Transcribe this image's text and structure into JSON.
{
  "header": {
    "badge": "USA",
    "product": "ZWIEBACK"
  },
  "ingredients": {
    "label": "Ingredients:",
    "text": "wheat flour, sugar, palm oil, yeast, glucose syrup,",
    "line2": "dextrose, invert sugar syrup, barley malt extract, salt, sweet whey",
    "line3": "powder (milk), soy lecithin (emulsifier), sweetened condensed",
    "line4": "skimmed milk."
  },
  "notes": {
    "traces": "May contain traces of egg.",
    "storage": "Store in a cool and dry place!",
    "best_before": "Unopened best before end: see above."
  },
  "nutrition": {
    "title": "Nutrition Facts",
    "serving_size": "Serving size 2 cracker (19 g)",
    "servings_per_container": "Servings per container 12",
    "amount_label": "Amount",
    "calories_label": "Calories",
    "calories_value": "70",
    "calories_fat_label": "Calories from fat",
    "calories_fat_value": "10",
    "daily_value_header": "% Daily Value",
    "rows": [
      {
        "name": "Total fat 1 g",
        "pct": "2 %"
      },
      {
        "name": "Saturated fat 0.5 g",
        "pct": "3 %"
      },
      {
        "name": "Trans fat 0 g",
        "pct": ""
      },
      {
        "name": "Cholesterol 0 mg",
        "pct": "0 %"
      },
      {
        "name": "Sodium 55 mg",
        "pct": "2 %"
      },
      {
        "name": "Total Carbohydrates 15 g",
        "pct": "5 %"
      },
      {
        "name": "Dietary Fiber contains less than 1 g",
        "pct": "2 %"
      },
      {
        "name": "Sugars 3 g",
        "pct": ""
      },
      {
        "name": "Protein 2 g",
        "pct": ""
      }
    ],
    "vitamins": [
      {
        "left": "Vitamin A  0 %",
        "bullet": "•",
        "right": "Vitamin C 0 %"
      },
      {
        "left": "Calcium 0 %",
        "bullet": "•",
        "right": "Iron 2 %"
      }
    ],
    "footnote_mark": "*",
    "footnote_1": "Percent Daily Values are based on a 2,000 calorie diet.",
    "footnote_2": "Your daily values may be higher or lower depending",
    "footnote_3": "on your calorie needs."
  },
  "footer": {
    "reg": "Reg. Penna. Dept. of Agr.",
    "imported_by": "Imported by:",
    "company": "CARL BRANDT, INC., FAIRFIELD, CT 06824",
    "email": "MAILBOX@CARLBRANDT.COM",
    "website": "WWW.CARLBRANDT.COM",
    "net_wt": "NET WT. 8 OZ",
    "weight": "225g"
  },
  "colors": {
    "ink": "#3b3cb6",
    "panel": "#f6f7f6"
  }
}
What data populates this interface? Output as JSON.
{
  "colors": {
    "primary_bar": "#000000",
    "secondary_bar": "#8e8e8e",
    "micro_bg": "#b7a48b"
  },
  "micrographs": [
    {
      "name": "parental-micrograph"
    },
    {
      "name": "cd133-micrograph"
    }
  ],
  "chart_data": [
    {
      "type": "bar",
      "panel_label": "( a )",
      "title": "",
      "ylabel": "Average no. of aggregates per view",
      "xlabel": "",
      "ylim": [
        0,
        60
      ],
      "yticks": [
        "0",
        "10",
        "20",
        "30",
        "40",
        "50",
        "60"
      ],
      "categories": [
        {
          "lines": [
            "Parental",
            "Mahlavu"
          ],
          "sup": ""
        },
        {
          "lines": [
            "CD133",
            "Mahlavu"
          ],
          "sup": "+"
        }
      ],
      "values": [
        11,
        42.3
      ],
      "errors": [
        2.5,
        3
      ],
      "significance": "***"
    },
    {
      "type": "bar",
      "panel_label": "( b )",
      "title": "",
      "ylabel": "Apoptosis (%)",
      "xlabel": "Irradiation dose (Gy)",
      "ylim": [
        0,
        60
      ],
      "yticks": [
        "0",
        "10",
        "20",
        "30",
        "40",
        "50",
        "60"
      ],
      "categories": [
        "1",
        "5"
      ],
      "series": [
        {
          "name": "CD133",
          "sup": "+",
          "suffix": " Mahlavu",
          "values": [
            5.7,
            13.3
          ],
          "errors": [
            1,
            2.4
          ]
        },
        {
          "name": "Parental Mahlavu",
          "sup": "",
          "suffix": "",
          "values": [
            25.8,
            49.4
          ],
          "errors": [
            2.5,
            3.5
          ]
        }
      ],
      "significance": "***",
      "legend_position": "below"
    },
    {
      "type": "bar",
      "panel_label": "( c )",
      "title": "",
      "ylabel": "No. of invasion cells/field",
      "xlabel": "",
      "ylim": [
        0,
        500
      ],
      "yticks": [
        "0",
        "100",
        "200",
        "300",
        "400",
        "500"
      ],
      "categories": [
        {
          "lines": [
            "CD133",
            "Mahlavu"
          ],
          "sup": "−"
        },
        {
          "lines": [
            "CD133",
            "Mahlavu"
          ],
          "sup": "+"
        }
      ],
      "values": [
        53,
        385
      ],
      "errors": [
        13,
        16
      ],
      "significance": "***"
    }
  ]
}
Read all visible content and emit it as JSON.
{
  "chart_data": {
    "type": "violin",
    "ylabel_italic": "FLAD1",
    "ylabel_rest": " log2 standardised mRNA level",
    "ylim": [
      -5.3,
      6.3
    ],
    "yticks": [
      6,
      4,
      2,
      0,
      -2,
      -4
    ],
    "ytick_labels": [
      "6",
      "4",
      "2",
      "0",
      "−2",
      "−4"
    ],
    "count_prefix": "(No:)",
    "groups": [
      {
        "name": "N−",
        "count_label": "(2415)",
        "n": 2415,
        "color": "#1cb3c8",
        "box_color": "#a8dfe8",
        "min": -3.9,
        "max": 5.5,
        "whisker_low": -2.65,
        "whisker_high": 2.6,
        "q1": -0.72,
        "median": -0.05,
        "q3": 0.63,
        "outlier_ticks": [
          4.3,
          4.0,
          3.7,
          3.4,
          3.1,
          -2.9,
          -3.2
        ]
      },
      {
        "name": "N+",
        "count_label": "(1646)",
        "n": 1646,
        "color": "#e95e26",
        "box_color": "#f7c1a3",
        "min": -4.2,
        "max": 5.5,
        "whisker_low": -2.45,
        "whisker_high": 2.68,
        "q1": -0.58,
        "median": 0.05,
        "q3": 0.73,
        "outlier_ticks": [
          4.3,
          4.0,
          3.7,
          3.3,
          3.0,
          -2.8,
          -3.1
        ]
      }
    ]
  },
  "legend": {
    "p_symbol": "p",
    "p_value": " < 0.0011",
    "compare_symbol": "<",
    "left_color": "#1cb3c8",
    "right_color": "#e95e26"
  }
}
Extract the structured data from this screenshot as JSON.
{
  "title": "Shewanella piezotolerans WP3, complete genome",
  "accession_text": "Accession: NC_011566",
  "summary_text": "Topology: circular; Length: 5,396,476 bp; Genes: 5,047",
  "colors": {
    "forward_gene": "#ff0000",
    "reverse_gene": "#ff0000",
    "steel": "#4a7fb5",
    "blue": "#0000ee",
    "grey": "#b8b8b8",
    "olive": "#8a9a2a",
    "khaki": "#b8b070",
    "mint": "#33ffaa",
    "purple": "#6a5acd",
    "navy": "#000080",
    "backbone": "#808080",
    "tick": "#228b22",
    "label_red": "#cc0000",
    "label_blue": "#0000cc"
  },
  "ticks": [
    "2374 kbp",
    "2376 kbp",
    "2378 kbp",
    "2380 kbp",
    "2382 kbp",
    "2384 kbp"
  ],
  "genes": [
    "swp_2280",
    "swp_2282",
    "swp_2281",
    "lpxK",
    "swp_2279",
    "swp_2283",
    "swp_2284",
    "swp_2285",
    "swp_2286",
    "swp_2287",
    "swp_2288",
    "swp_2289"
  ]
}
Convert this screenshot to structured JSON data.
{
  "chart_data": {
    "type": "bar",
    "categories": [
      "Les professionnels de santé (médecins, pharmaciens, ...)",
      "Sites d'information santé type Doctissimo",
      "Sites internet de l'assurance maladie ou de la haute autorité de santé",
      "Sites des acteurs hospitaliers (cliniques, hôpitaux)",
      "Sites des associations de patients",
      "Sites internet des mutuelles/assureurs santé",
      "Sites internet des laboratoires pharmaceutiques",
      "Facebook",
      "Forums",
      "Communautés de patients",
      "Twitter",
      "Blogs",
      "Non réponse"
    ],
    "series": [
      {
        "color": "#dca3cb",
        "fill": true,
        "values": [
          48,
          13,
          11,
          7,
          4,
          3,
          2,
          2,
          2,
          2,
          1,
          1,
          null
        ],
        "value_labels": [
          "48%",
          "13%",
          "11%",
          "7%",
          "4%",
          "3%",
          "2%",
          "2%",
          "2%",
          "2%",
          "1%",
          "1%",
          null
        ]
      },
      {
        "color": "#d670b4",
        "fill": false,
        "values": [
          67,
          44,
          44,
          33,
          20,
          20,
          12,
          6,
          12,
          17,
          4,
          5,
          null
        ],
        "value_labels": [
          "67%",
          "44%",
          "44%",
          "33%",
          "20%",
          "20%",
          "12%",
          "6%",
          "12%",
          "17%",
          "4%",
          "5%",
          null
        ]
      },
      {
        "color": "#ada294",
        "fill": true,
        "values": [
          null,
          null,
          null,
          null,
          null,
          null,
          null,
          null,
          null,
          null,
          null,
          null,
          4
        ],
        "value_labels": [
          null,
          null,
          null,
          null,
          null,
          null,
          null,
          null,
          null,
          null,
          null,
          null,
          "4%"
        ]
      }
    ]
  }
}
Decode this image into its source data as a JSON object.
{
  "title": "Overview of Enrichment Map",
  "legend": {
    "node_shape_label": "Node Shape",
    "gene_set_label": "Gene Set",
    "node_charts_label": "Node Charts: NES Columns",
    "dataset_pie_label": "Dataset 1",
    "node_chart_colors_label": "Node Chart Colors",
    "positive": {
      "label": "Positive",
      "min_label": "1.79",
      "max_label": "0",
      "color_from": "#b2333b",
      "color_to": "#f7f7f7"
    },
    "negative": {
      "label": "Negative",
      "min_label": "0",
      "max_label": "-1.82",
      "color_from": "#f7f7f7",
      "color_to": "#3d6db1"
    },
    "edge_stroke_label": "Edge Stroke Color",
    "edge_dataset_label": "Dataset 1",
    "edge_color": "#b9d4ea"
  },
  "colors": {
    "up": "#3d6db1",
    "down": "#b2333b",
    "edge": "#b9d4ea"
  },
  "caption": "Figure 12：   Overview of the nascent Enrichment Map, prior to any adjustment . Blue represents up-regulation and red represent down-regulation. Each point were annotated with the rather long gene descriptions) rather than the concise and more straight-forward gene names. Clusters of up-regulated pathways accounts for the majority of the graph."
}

PROBLEM TO SOLVE:
Pull each line containing the word "this" out of the data above.

COMPLETED TASK:
Transcribe this image's text and structure into JSON.
What data populates this interface? Output as JSON.
Extract the structured data from this screenshot as JSON.
Convert this screenshot to structured JSON data.
Decode this image into its source data as a JSON object.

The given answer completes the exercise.